## [Goal]
Copy all of the material exactly. Pictures are not to appear in the copy.
○ ○ ○ ○ ○
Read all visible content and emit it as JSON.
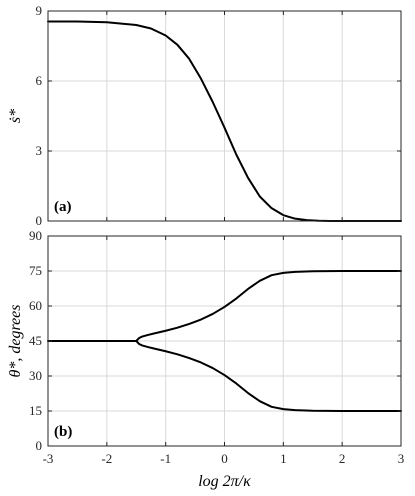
{
  "chart_data": [
    {
      "type": "line",
      "panel_label": "(a)",
      "ylabel": "ṡ*",
      "xlabel": "",
      "xlim": [
        -3,
        3
      ],
      "ylim": [
        0,
        9
      ],
      "xticks": [
        -3,
        -2,
        -1,
        0,
        1,
        2,
        3
      ],
      "yticks": [
        0,
        3,
        6,
        9
      ],
      "grid": true,
      "line_color": "#000000",
      "series": [
        {
          "x": [
            -3.0,
            -2.5,
            -2.0,
            -1.5,
            -1.25,
            -1.0,
            -0.8,
            -0.6,
            -0.4,
            -0.2,
            0.0,
            0.2,
            0.4,
            0.6,
            0.8,
            1.0,
            1.2,
            1.4,
            1.6,
            1.8,
            2.0,
            2.5,
            3.0
          ],
          "y": [
            8.55,
            8.55,
            8.52,
            8.4,
            8.25,
            7.95,
            7.55,
            6.95,
            6.1,
            5.1,
            4.0,
            2.85,
            1.85,
            1.05,
            0.55,
            0.25,
            0.1,
            0.04,
            0.01,
            0.0,
            0.0,
            0.0,
            0.0
          ]
        }
      ]
    },
    {
      "type": "line",
      "panel_label": "(b)",
      "ylabel": "θ*, degrees",
      "xlabel": "log 2π/κ",
      "xlim": [
        -3,
        3
      ],
      "ylim": [
        0,
        90
      ],
      "xticks": [
        -3,
        -2,
        -1,
        0,
        1,
        2,
        3
      ],
      "yticks": [
        0,
        15,
        30,
        45,
        60,
        75,
        90
      ],
      "grid": true,
      "line_color": "#000000",
      "series": [
        {
          "x": [
            -3.0,
            -2.0,
            -1.5
          ],
          "y": [
            45,
            45,
            45
          ]
        },
        {
          "x": [
            -1.5,
            -1.45,
            -1.4,
            -1.3,
            -1.2,
            -1.0,
            -0.8,
            -0.6,
            -0.4,
            -0.2,
            0.0,
            0.2,
            0.4,
            0.6,
            0.8,
            1.0,
            1.2,
            1.5,
            2.0,
            2.5,
            3.0
          ],
          "y": [
            45,
            46.3,
            46.9,
            47.6,
            48.2,
            49.4,
            50.7,
            52.3,
            54.2,
            56.6,
            59.6,
            63.2,
            67.3,
            70.8,
            73.2,
            74.2,
            74.6,
            74.9,
            75,
            75,
            75
          ]
        },
        {
          "x": [
            -1.5,
            -1.45,
            -1.4,
            -1.3,
            -1.2,
            -1.0,
            -0.8,
            -0.6,
            -0.4,
            -0.2,
            0.0,
            0.2,
            0.4,
            0.6,
            0.8,
            1.0,
            1.2,
            1.5,
            2.0,
            2.5,
            3.0
          ],
          "y": [
            45,
            43.7,
            43.1,
            42.4,
            41.8,
            40.6,
            39.3,
            37.7,
            35.8,
            33.4,
            30.4,
            26.8,
            22.7,
            19.2,
            16.8,
            15.8,
            15.4,
            15.1,
            15,
            15,
            15
          ]
        }
      ]
    }
  ]
}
○ ○ ○ ○ ○
## [Right answer]
Read all visible content and emit it as JSON.
{
  "chart_data": [
    {
      "type": "line",
      "panel_label": "(a)",
      "ylabel": "ṡ*",
      "xlabel": "",
      "xlim": [
        -3,
        3
      ],
      "ylim": [
        0,
        9
      ],
      "xticks": [
        -3,
        -2,
        -1,
        0,
        1,
        2,
        3
      ],
      "yticks": [
        0,
        3,
        6,
        9
      ],
      "grid": true,
      "line_color": "#000000",
      "series": [
        {
          "x": [
            -3.0,
            -2.5,
            -2.0,
            -1.5,
            -1.25,
            -1.0,
            -0.8,
            -0.6,
            -0.4,
            -0.2,
            0.0,
            0.2,
            0.4,
            0.6,
            0.8,
            1.0,
            1.2,
            1.4,
            1.6,
            1.8,
            2.0,
            2.5,
            3.0
          ],
          "y": [
            8.55,
            8.55,
            8.52,
            8.4,
            8.25,
            7.95,
            7.55,
            6.95,
            6.1,
            5.1,
            4.0,
            2.85,
            1.85,
            1.05,
            0.55,
            0.25,
            0.1,
            0.04,
            0.01,
            0.0,
            0.0,
            0.0,
            0.0
          ]
        }
      ]
    },
    {
      "type": "line",
      "panel_label": "(b)",
      "ylabel": "θ*, degrees",
      "xlabel": "log 2π/κ",
      "xlim": [
        -3,
        3
      ],
      "ylim": [
        0,
        90
      ],
      "xticks": [
        -3,
        -2,
        -1,
        0,
        1,
        2,
        3
      ],
      "yticks": [
        0,
        15,
        30,
        45,
        60,
        75,
        90
      ],
      "grid": true,
      "line_color": "#000000",
      "series": [
        {
          "x": [
            -3.0,
            -2.0,
            -1.5
          ],
          "y": [
            45,
            45,
            45
          ]
        },
        {
          "x": [
            -1.5,
            -1.45,
            -1.4,
            -1.3,
            -1.2,
            -1.0,
            -0.8,
            -0.6,
            -0.4,
            -0.2,
            0.0,
            0.2,
            0.4,
            0.6,
            0.8,
            1.0,
            1.2,
            1.5,
            2.0,
            2.5,
            3.0
          ],
          "y": [
            45,
            46.3,
            46.9,
            47.6,
            48.2,
            49.4,
            50.7,
            52.3,
            54.2,
            56.6,
            59.6,
            63.2,
            67.3,
            70.8,
            73.2,
            74.2,
            74.6,
            74.9,
            75,
            75,
            75
          ]
        },
        {
          "x": [
            -1.5,
            -1.45,
            -1.4,
            -1.3,
            -1.2,
            -1.0,
            -0.8,
            -0.6,
            -0.4,
            -0.2,
            0.0,
            0.2,
            0.4,
            0.6,
            0.8,
            1.0,
            1.2,
            1.5,
            2.0,
            2.5,
            3.0
          ],
          "y": [
            45,
            43.7,
            43.1,
            42.4,
            41.8,
            40.6,
            39.3,
            37.7,
            35.8,
            33.4,
            30.4,
            26.8,
            22.7,
            19.2,
            16.8,
            15.8,
            15.4,
            15.1,
            15,
            15,
            15
          ]
        }
      ]
    }
  ]
}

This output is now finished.